--- Begin ---

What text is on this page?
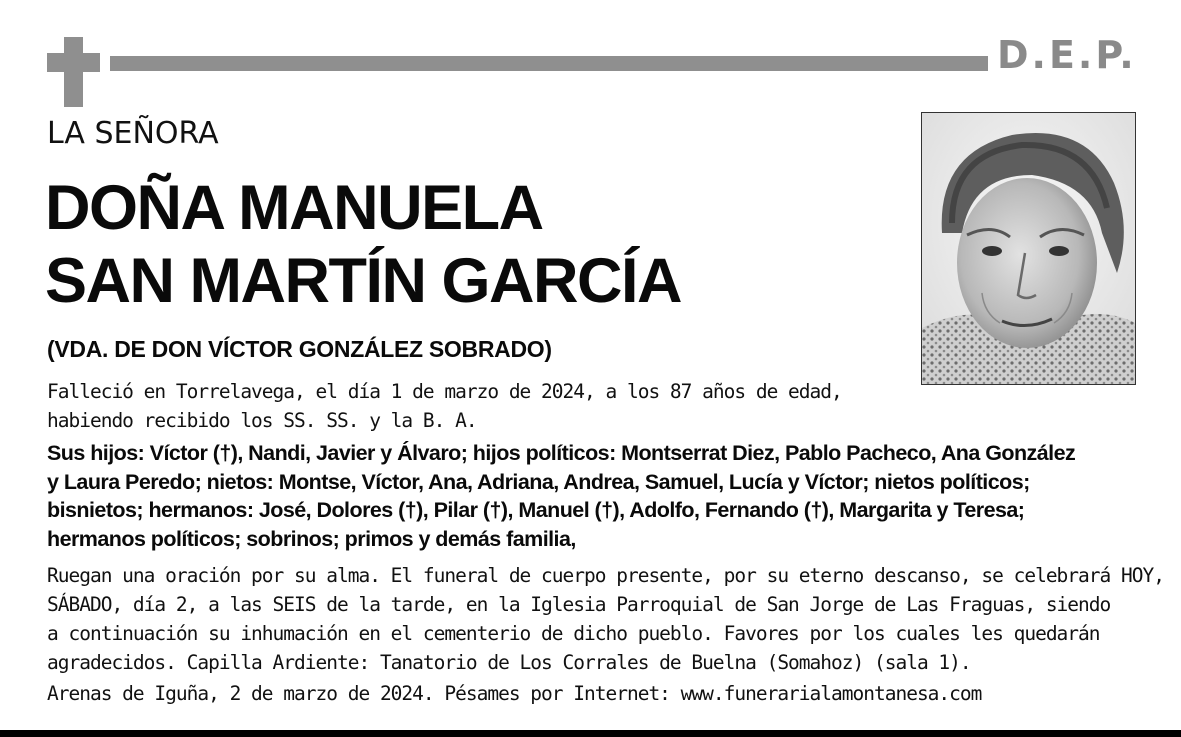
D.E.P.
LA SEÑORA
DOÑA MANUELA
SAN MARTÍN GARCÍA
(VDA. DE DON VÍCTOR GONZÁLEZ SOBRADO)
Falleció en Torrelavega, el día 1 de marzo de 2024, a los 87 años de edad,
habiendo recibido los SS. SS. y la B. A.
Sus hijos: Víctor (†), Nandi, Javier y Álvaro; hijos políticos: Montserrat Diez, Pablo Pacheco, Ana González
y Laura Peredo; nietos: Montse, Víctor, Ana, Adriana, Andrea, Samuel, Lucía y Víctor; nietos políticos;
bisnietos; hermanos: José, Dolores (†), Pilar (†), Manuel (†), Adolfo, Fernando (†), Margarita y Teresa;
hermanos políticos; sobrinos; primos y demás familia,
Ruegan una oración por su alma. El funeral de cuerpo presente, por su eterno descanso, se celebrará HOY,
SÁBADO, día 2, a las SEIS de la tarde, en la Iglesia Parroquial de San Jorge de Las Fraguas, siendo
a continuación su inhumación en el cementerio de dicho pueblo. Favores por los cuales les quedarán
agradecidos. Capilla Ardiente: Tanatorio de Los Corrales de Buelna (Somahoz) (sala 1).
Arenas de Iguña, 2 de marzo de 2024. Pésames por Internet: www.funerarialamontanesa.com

--- End ---
--- Begin ---

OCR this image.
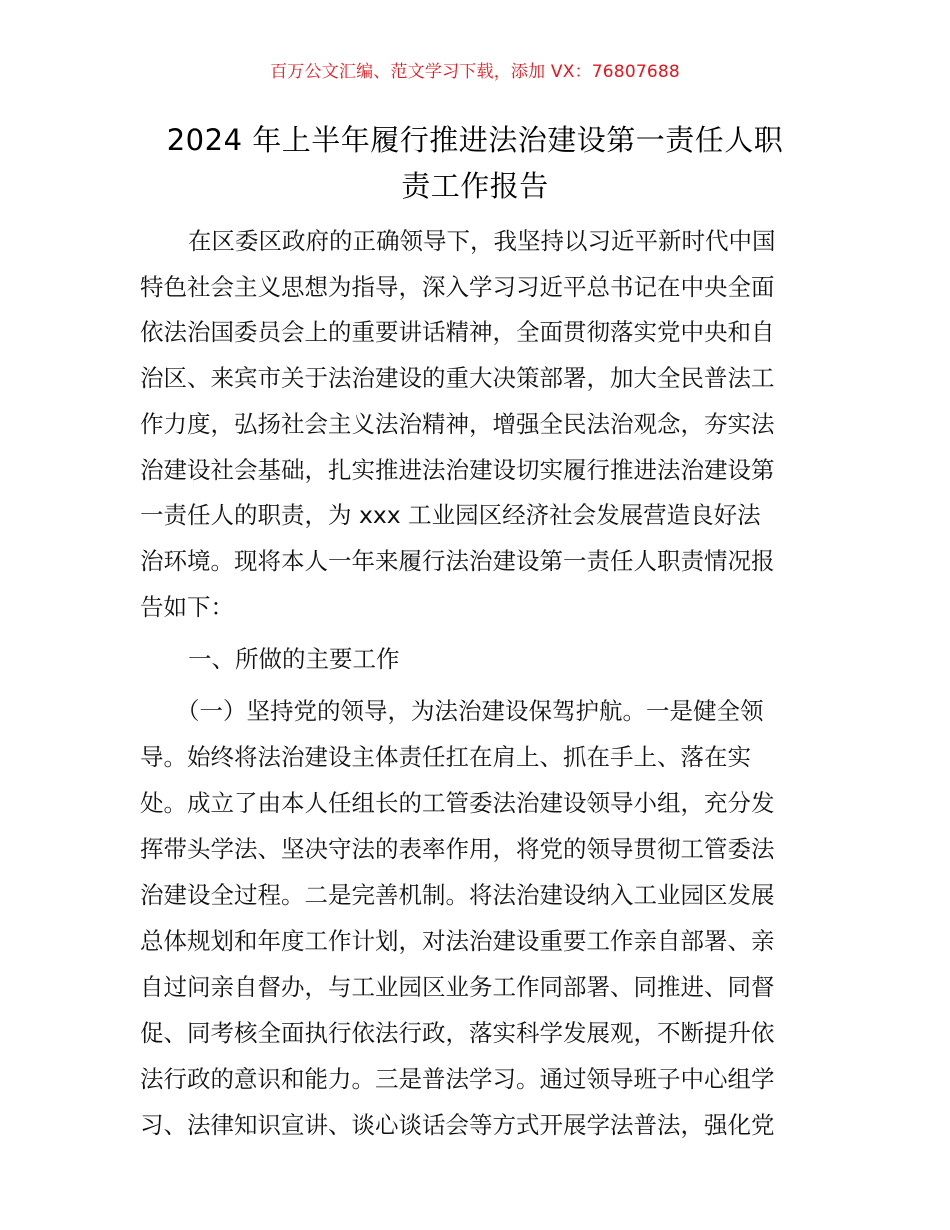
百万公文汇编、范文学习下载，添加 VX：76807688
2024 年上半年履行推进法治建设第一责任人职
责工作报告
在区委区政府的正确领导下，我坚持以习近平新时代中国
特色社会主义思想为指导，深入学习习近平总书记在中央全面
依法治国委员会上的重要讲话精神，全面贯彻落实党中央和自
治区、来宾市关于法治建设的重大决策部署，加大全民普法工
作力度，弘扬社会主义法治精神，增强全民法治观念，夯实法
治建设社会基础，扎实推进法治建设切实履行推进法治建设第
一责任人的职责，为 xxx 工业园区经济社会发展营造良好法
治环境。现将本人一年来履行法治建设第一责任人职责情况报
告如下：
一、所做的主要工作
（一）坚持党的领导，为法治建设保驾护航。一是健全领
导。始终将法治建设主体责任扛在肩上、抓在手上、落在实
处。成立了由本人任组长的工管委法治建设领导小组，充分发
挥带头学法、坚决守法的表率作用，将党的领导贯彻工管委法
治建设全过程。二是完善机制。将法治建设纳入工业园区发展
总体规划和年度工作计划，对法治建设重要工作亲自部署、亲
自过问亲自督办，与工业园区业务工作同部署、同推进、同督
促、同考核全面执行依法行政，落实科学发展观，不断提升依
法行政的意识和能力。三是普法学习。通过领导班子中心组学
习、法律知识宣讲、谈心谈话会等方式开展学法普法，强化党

--- End ---

Your answer should be one number: how many lines in the material above contain the string "marzo".

### [WRITTEN ANSWER]
2